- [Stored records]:
++++++++
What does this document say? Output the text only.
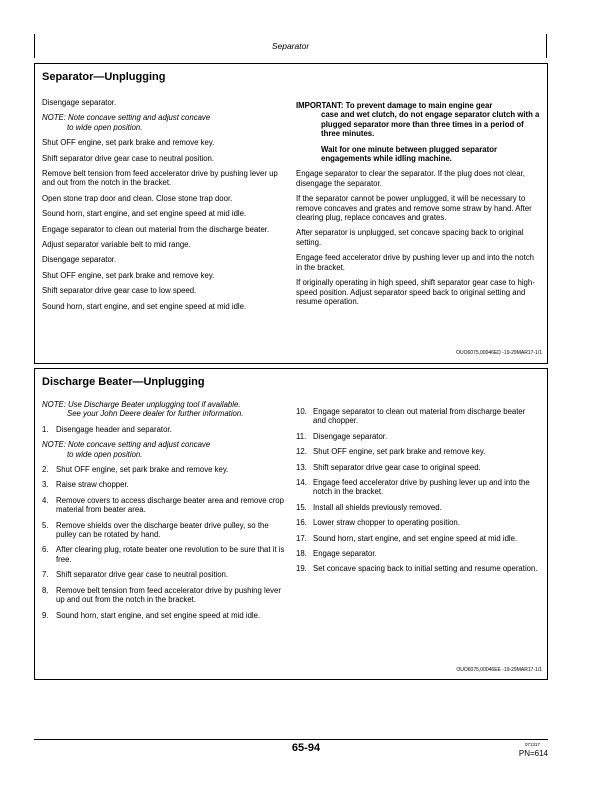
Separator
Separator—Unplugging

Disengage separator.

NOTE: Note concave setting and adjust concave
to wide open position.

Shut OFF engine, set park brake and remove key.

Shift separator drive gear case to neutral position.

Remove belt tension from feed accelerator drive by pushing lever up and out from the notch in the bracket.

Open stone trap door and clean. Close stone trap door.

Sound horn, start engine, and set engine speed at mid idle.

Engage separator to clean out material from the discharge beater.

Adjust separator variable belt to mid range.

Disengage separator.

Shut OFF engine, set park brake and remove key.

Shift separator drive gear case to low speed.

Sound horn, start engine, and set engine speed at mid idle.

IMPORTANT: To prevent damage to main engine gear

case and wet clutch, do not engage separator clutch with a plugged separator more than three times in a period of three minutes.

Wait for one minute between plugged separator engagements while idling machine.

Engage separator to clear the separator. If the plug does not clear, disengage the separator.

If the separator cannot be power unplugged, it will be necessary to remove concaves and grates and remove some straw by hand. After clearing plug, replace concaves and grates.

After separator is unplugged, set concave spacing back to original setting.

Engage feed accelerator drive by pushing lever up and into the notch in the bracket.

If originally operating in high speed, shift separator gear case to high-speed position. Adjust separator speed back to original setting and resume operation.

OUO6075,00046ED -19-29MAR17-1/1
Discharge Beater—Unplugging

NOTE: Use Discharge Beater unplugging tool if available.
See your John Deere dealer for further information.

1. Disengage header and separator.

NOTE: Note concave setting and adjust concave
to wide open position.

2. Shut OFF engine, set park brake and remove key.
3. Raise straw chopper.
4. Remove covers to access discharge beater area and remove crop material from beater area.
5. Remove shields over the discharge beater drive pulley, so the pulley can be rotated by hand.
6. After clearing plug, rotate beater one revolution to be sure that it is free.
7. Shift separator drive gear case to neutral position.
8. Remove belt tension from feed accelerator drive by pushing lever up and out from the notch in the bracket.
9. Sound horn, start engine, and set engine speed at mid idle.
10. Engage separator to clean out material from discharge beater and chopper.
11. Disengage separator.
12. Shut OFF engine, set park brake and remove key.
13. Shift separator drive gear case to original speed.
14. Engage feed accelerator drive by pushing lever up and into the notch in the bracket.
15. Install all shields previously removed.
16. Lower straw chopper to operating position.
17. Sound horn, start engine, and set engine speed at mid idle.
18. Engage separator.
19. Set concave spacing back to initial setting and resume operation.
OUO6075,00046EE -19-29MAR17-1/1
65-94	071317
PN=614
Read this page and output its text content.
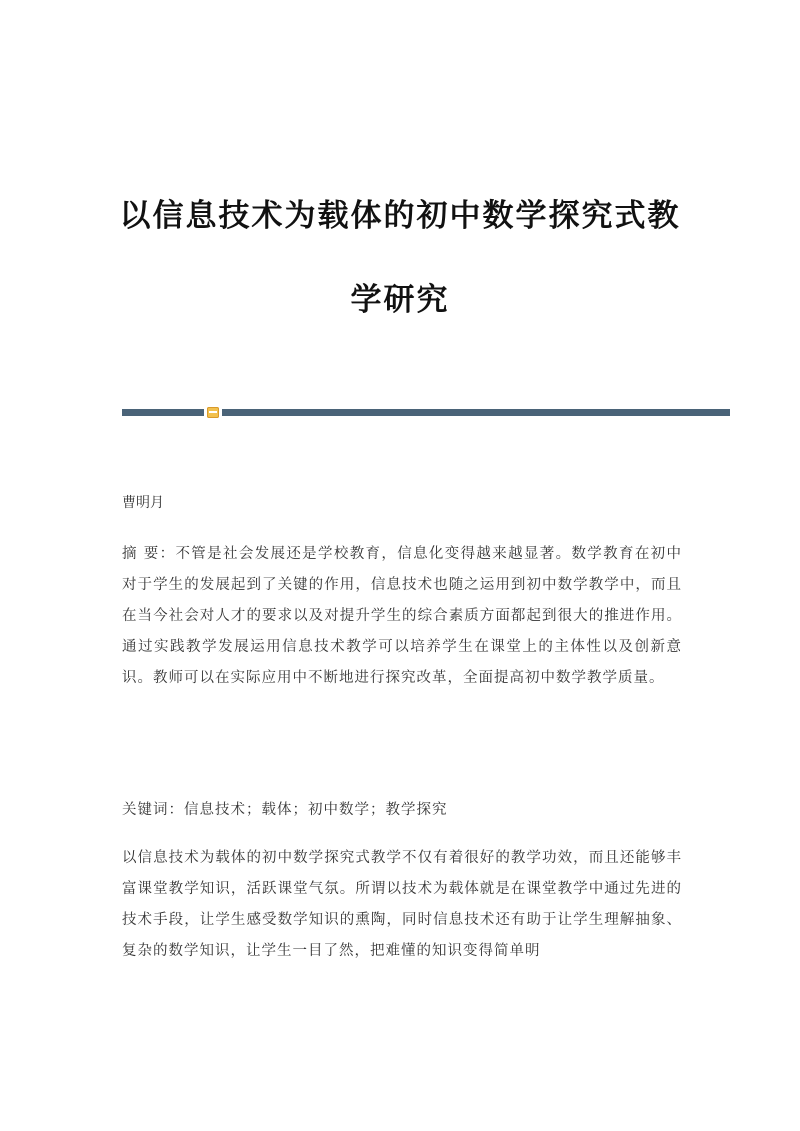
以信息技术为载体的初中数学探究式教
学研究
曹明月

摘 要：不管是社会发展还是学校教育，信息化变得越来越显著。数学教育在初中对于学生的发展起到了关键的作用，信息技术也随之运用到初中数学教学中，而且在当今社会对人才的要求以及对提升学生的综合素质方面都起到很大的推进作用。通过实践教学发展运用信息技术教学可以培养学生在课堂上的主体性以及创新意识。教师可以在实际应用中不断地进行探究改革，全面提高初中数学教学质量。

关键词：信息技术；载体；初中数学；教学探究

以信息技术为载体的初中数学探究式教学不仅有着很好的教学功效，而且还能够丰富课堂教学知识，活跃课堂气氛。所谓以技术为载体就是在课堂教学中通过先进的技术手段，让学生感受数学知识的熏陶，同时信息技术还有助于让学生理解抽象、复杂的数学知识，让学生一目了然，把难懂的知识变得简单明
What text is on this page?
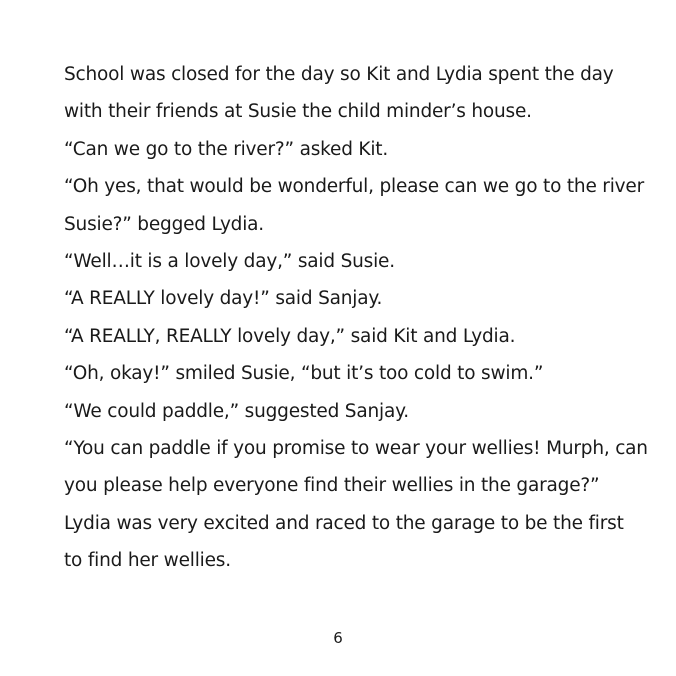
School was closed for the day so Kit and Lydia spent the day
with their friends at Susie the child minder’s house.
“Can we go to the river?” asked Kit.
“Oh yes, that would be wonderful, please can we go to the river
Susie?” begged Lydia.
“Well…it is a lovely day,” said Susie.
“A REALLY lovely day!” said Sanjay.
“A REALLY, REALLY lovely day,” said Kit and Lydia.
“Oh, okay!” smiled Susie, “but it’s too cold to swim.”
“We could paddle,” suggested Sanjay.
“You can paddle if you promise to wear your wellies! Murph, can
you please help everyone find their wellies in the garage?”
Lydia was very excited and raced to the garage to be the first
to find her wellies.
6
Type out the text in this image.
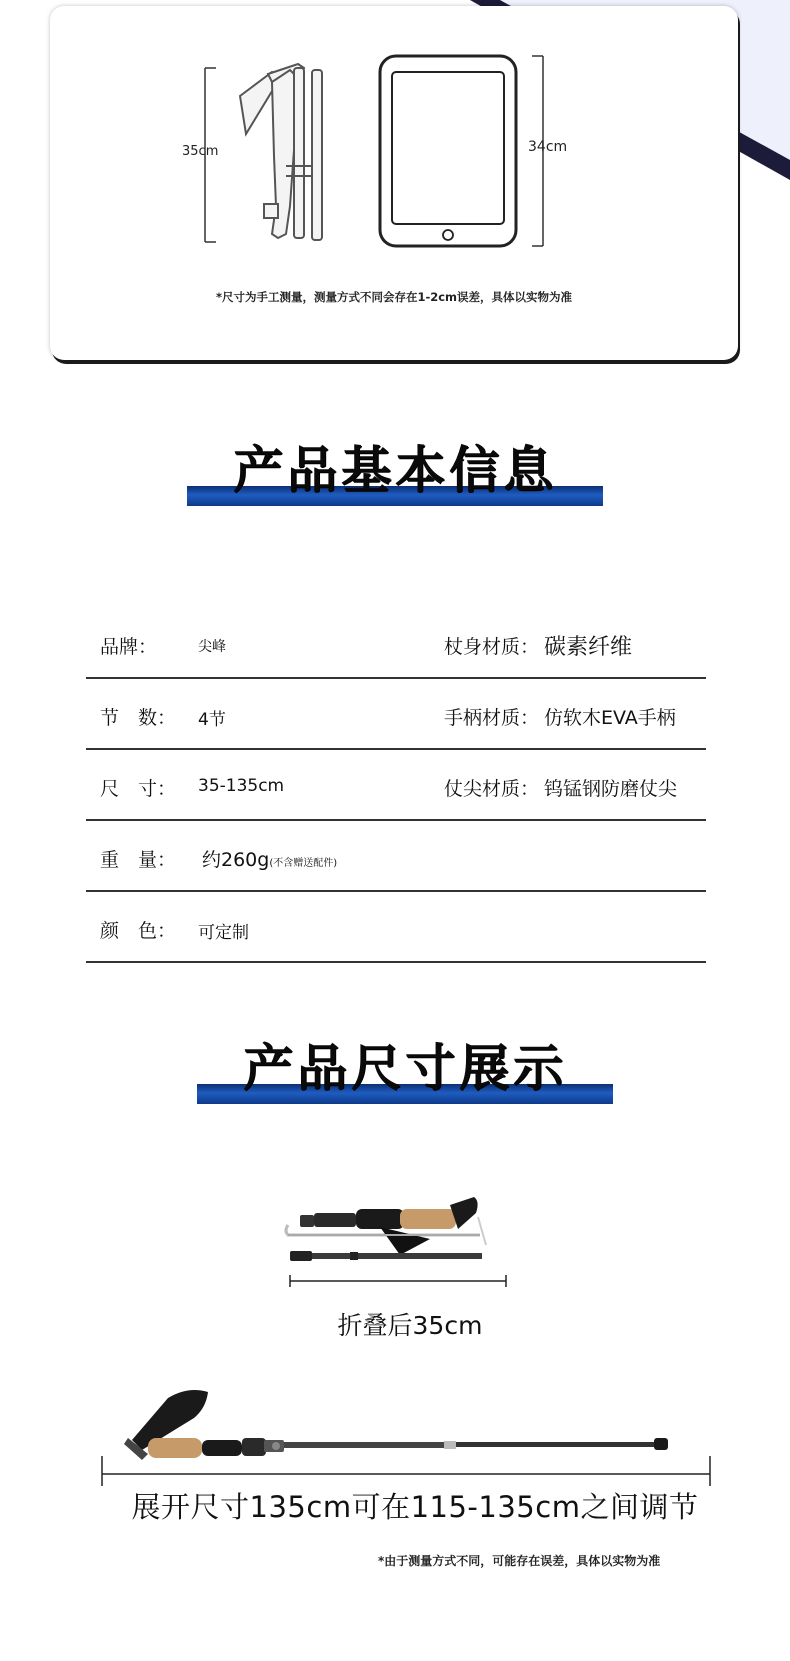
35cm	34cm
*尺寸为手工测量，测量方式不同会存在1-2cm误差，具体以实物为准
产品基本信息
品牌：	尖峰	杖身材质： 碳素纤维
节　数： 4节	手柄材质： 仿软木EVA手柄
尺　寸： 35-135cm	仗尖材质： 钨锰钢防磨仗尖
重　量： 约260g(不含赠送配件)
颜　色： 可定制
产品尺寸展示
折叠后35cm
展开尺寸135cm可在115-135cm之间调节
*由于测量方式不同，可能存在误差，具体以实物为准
++++++++
- [Instructions for the task]: Look for the line that contains "Type out the text in this image.", then please copy it and the rest of the lines through the end of the data, pictures excluded.

- [Exercise output]:
Type out the text in this image.
35cm	34cm
*尺寸为手工测量，测量方式不同会存在1-2cm误差，具体以实物为准
产品基本信息
品牌：	尖峰	杖身材质： 碳素纤维
节　数： 4节	手柄材质： 仿软木EVA手柄
尺　寸： 35-135cm	仗尖材质： 钨锰钢防磨仗尖
重　量： 约260g(不含赠送配件)
颜　色： 可定制
产品尺寸展示
折叠后35cm
展开尺寸135cm可在115-135cm之间调节
*由于测量方式不同，可能存在误差，具体以实物为准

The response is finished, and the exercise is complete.